▸ Data rows

┏━━

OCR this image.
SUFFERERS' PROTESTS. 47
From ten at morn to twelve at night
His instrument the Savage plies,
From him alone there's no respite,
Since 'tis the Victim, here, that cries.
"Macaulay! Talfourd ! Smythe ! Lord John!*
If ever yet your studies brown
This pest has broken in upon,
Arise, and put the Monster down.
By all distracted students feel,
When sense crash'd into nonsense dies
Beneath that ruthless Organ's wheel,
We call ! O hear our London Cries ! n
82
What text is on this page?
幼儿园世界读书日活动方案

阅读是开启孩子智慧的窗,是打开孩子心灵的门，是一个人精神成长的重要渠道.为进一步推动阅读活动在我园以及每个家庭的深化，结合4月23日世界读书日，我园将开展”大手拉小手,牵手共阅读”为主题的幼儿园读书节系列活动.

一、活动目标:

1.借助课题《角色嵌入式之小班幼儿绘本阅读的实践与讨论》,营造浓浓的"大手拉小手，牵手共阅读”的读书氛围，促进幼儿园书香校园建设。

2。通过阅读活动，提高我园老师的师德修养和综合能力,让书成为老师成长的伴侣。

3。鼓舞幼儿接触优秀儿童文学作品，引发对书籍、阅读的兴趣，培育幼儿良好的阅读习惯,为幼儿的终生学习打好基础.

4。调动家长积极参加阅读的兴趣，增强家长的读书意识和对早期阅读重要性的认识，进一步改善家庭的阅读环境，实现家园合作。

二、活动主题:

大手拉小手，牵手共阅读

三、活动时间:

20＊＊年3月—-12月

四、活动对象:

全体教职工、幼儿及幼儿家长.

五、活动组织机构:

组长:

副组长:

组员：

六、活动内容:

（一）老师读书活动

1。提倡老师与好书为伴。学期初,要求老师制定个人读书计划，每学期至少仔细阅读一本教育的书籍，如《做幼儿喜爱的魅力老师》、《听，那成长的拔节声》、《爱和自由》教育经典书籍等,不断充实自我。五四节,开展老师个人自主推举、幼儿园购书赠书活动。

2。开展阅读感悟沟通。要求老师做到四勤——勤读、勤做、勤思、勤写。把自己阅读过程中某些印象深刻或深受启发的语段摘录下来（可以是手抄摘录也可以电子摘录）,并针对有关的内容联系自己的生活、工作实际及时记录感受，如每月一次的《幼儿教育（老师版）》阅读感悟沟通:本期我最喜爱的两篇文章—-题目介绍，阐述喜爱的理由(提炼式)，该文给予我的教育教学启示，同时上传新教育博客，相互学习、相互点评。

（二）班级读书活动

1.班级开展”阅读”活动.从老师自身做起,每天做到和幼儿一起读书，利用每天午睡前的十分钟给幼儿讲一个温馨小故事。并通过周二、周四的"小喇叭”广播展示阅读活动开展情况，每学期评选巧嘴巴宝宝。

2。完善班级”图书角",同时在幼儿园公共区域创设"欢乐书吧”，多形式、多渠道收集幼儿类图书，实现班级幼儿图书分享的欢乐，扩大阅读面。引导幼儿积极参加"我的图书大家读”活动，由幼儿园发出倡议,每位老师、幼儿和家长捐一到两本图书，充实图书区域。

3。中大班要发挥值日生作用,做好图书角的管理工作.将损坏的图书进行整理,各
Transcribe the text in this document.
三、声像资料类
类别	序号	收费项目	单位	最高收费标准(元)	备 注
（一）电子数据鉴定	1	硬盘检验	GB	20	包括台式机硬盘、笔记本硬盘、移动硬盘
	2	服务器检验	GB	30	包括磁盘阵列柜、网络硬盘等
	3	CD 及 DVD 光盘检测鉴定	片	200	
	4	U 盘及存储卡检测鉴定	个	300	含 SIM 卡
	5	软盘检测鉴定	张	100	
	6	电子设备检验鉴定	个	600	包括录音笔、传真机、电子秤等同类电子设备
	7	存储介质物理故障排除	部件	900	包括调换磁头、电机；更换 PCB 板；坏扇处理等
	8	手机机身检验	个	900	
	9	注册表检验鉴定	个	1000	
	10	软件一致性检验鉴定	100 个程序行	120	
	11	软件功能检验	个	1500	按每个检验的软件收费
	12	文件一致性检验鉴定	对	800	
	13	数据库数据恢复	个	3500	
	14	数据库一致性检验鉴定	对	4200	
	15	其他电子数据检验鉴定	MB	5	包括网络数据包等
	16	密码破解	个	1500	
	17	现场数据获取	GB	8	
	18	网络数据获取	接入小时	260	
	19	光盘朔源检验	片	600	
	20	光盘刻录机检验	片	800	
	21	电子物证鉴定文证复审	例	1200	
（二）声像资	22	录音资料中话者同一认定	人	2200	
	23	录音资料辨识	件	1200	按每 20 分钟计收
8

┗━━

▸ Instructions to follow
Filter the records above for lines containing the word "From", and copy those lines.

▸ Solution to the exercise
From ten at morn to twelve at night
From him alone there's no respite,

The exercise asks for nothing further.